**Exercise prompt:** Scan the material for the word "that", and copy each line where it shows up.
-- Start of Records for the task --
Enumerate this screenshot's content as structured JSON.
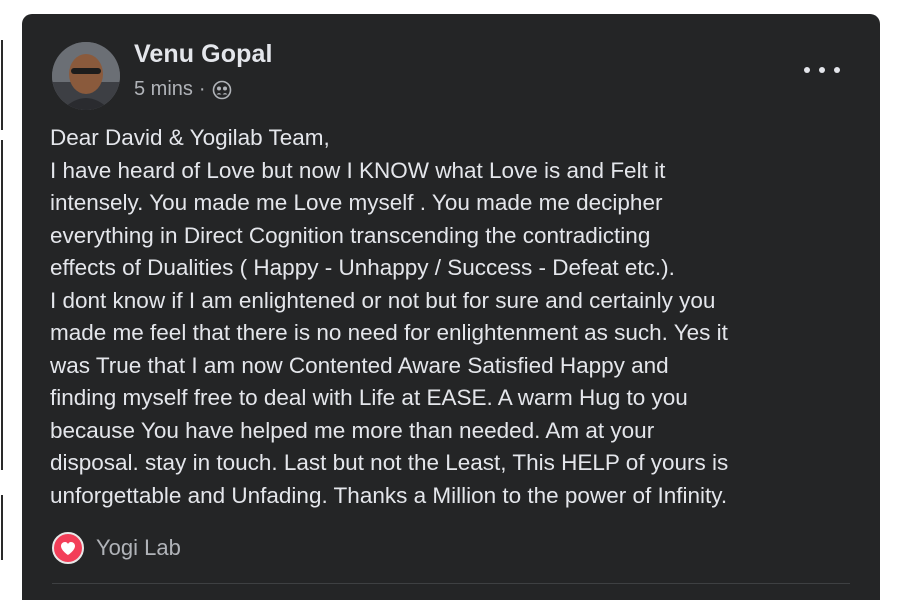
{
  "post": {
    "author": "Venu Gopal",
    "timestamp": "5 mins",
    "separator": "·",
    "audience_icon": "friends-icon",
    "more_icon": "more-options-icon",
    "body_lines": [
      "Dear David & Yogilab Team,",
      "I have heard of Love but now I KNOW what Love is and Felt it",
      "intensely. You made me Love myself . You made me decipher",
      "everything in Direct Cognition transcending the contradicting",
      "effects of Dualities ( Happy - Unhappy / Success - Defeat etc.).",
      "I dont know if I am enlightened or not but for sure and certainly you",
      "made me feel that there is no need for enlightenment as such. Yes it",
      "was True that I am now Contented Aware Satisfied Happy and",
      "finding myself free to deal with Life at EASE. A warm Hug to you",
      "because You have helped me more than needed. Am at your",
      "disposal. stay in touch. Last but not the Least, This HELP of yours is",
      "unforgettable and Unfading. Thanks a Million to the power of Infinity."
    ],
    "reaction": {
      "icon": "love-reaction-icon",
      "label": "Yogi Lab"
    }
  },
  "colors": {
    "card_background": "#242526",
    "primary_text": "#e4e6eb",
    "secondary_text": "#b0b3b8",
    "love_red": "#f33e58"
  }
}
-- End of Records for the task --
-- Start of Records for the task --
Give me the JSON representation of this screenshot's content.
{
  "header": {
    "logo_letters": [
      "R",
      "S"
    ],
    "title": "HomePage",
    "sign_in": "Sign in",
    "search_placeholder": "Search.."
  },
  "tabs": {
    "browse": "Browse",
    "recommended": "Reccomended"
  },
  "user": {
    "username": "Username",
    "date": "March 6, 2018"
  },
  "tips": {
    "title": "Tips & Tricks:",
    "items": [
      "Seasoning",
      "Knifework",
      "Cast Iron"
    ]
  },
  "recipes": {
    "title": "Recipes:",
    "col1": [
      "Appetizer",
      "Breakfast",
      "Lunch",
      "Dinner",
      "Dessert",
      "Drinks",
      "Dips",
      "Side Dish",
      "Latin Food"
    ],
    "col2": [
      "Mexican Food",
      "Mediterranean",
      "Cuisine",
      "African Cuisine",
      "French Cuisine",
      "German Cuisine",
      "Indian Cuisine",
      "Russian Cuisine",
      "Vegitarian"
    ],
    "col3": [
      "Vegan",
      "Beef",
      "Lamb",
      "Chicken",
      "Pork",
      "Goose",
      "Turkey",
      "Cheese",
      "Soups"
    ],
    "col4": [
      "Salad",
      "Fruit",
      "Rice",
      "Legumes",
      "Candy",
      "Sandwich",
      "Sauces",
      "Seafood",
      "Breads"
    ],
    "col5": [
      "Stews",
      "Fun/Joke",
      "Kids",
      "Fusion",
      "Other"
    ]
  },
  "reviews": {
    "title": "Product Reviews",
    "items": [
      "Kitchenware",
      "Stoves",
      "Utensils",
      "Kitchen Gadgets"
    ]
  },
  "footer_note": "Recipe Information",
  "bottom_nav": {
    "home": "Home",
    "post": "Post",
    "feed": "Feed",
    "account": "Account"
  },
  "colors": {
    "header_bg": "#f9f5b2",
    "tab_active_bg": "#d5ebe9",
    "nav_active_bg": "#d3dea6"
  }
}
-- End of Records for the task --
-- Start of Records for the task --
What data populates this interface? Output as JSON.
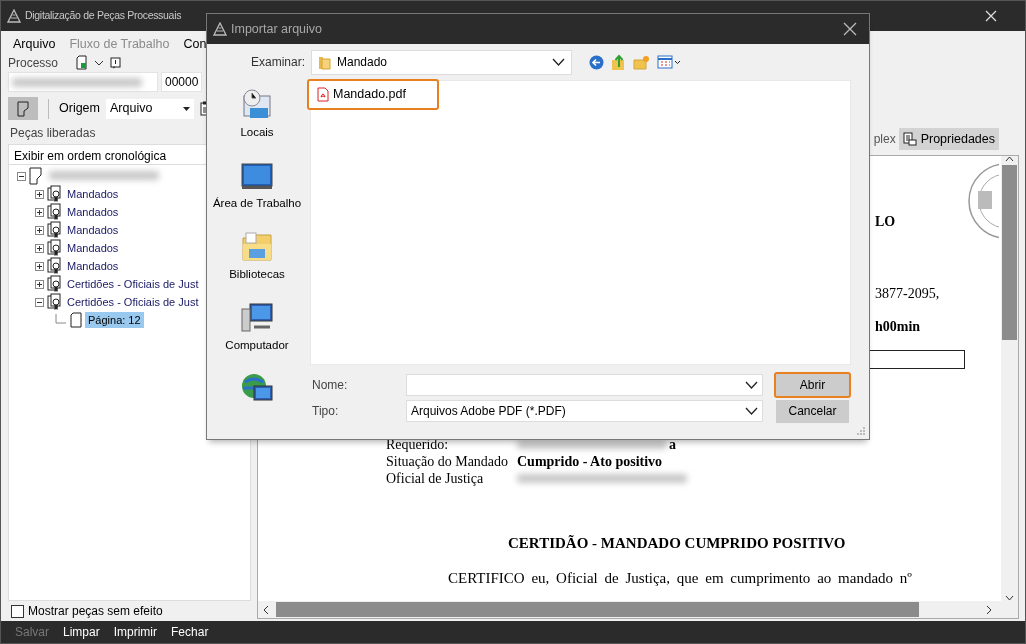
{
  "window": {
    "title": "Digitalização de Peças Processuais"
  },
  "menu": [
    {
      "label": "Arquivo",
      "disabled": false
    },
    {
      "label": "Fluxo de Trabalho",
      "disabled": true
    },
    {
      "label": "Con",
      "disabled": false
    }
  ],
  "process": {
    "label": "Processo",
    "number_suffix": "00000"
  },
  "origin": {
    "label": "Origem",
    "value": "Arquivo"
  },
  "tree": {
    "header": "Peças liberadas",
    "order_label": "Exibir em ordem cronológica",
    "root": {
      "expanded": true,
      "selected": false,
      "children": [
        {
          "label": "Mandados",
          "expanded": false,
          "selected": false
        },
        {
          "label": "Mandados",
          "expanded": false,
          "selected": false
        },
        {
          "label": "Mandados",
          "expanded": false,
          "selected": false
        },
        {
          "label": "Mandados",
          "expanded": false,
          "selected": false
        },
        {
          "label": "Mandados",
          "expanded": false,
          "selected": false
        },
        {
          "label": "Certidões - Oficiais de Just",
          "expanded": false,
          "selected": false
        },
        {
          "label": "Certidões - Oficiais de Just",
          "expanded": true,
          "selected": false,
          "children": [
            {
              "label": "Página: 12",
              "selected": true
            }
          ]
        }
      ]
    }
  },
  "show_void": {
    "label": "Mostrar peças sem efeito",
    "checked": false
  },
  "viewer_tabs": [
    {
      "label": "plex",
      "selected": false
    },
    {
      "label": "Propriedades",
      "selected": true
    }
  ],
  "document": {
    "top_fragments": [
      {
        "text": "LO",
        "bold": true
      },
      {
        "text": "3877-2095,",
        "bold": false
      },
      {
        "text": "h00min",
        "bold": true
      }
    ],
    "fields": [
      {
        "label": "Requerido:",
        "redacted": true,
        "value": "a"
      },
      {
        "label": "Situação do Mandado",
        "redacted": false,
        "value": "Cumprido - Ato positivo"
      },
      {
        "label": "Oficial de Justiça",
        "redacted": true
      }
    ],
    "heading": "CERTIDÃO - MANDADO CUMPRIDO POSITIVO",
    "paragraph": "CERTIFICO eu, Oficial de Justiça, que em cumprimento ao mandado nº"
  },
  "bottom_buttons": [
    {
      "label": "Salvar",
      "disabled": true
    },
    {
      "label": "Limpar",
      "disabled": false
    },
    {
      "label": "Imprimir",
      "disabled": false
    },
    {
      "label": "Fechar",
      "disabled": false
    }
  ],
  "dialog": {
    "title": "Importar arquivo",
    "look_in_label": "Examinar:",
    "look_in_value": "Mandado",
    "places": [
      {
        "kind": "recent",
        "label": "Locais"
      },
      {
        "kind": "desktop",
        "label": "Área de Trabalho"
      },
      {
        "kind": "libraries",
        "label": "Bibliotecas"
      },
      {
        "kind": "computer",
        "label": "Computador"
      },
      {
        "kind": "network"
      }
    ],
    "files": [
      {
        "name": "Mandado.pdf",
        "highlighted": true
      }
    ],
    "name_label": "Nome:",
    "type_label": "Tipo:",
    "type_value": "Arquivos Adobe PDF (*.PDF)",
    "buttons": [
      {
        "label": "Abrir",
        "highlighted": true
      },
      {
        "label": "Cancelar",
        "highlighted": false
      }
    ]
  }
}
-- End of Records for the task --
**Result of the exercise:**
      "made me feel that there is no need for enlightenment as such. Yes it",
      "was True that I am now Contented Aware Satisfied Happy and",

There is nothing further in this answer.